### [Short problem]
Please set down all the lines beneath this one exactly, without the pictures.

### [Stored records]
##########
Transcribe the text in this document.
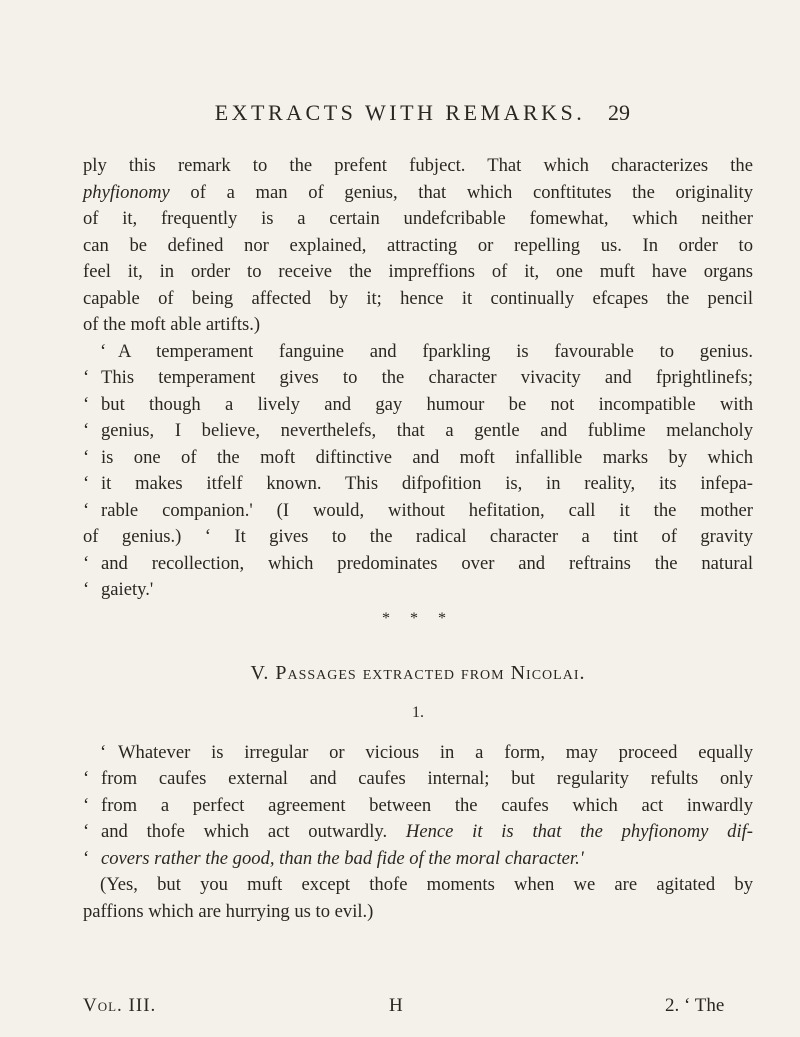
EXTRACTS WITH REMARKS.	29
ply this remark to the prefent fubject. That which characterizes the
phyfionomy of a man of genius, that which conftitutes the originality
of it, frequently is a certain undefcribable fomewhat, which neither
can be defined nor explained, attracting or repelling us. In order to
feel it, in order to receive the impreffions of it, one muft have organs
capable of being affected by it; hence it continually efcapes the pencil
of the moft able artifts.)
‘ A temperament fanguine and fparkling is favourable to genius.
‘ This temperament gives to the character vivacity and fprightlinefs;
‘ but though a lively and gay humour be not incompatible with
‘ genius, I believe, neverthelefs, that a gentle and fublime melancholy
‘ is one of the moft diftinctive and moft infallible marks by which
‘ it makes itfelf known. This difpofition is, in reality, its infepa-
‘ rable companion.' (I would, without hefitation, call it the mother
of genius.) ‘ It gives to the radical character a tint of gravity
‘ and recollection, which predominates over and reftrains the natural
‘ gaiety.'
* * *
V. Passages extracted from Nicolai.
1.
‘ Whatever is irregular or vicious in a form, may proceed equally
‘ from caufes external and caufes internal; but regularity refults only
‘ from a perfect agreement between the caufes which act inwardly
‘ and thofe which act outwardly. Hence it is that the phyfionomy dif-
‘ covers rather the good, than the bad fide of the moral character.'
(Yes, but you muft except thofe moments when we are agitated by
paffions which are hurrying us to evil.)
Vol. III.	H	2. ‘ The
##########
### [Solution to this exercise]
Transcribe the text in this document.
EXTRACTS WITH REMARKS.	29
ply this remark to the prefent fubject. That which characterizes the
phyfionomy of a man of genius, that which conftitutes the originality
of it, frequently is a certain undefcribable fomewhat, which neither
can be defined nor explained, attracting or repelling us. In order to
feel it, in order to receive the impreffions of it, one muft have organs
capable of being affected by it; hence it continually efcapes the pencil
of the moft able artifts.)
‘ A temperament fanguine and fparkling is favourable to genius.
‘ This temperament gives to the character vivacity and fprightlinefs;
‘ but though a lively and gay humour be not incompatible with
‘ genius, I believe, neverthelefs, that a gentle and fublime melancholy
‘ is one of the moft diftinctive and moft infallible marks by which
‘ it makes itfelf known. This difpofition is, in reality, its infepa-
‘ rable companion.' (I would, without hefitation, call it the mother
of genius.) ‘ It gives to the radical character a tint of gravity
‘ and recollection, which predominates over and reftrains the natural
‘ gaiety.'
* * *
V. Passages extracted from Nicolai.
1.
‘ Whatever is irregular or vicious in a form, may proceed equally
‘ from caufes external and caufes internal; but regularity refults only
‘ from a perfect agreement between the caufes which act inwardly
‘ and thofe which act outwardly. Hence it is that the phyfionomy dif-
‘ covers rather the good, than the bad fide of the moral character.'
(Yes, but you muft except thofe moments when we are agitated by
paffions which are hurrying us to evil.)
Vol. III.	H	2. ‘ The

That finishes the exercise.